● Task objective: The data below should be printed in full, exactly, and without any of its images.

╭─ Records provided

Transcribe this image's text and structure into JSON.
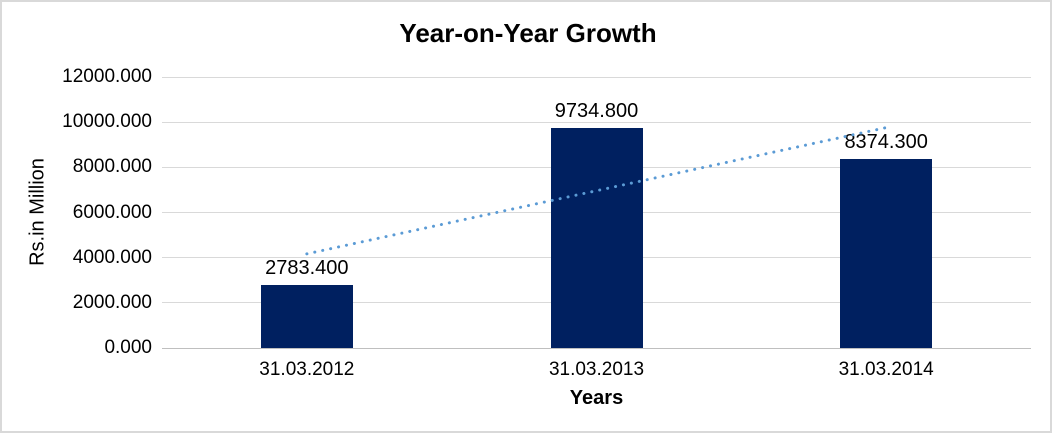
{
  "chart_data": {
    "type": "bar",
    "title": "Year-on-Year Growth",
    "xlabel": "Years",
    "ylabel": "Rs.in Million",
    "categories": [
      "31.03.2012",
      "31.03.2013",
      "31.03.2014"
    ],
    "values": [
      2783.4,
      9734.8,
      8374.3
    ],
    "value_labels": [
      "2783.400",
      "9734.800",
      "8374.300"
    ],
    "ylim": [
      0,
      12000
    ],
    "ytick_step": 2000,
    "ytick_labels": [
      "0.000",
      "2000.000",
      "4000.000",
      "6000.000",
      "8000.000",
      "10000.000",
      "12000.000"
    ],
    "grid": true,
    "legend": "none",
    "colors": {
      "bar": "#002060",
      "trendline": "#5B9BD5",
      "gridline": "#d9d9d9",
      "axis_line": "#bfbfbf",
      "text": "#000000",
      "chart_border": "#d9d9d9",
      "background": "#ffffff"
    },
    "trendline": {
      "type": "linear",
      "style": "dotted",
      "start_value": 4168.7,
      "end_value": 9759.6
    }
  }
}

╰─

● Result of this exercise:
Transcribe this image's text and structure into JSON.
{
  "chart_data": {
    "type": "bar",
    "title": "Year-on-Year Growth",
    "xlabel": "Years",
    "ylabel": "Rs.in Million",
    "categories": [
      "31.03.2012",
      "31.03.2013",
      "31.03.2014"
    ],
    "values": [
      2783.4,
      9734.8,
      8374.3
    ],
    "value_labels": [
      "2783.400",
      "9734.800",
      "8374.300"
    ],
    "ylim": [
      0,
      12000
    ],
    "ytick_step": 2000,
    "ytick_labels": [
      "0.000",
      "2000.000",
      "4000.000",
      "6000.000",
      "8000.000",
      "10000.000",
      "12000.000"
    ],
    "grid": true,
    "legend": "none",
    "colors": {
      "bar": "#002060",
      "trendline": "#5B9BD5",
      "gridline": "#d9d9d9",
      "axis_line": "#bfbfbf",
      "text": "#000000",
      "chart_border": "#d9d9d9",
      "background": "#ffffff"
    },
    "trendline": {
      "type": "linear",
      "style": "dotted",
      "start_value": 4168.7,
      "end_value": 9759.6
    }
  }
}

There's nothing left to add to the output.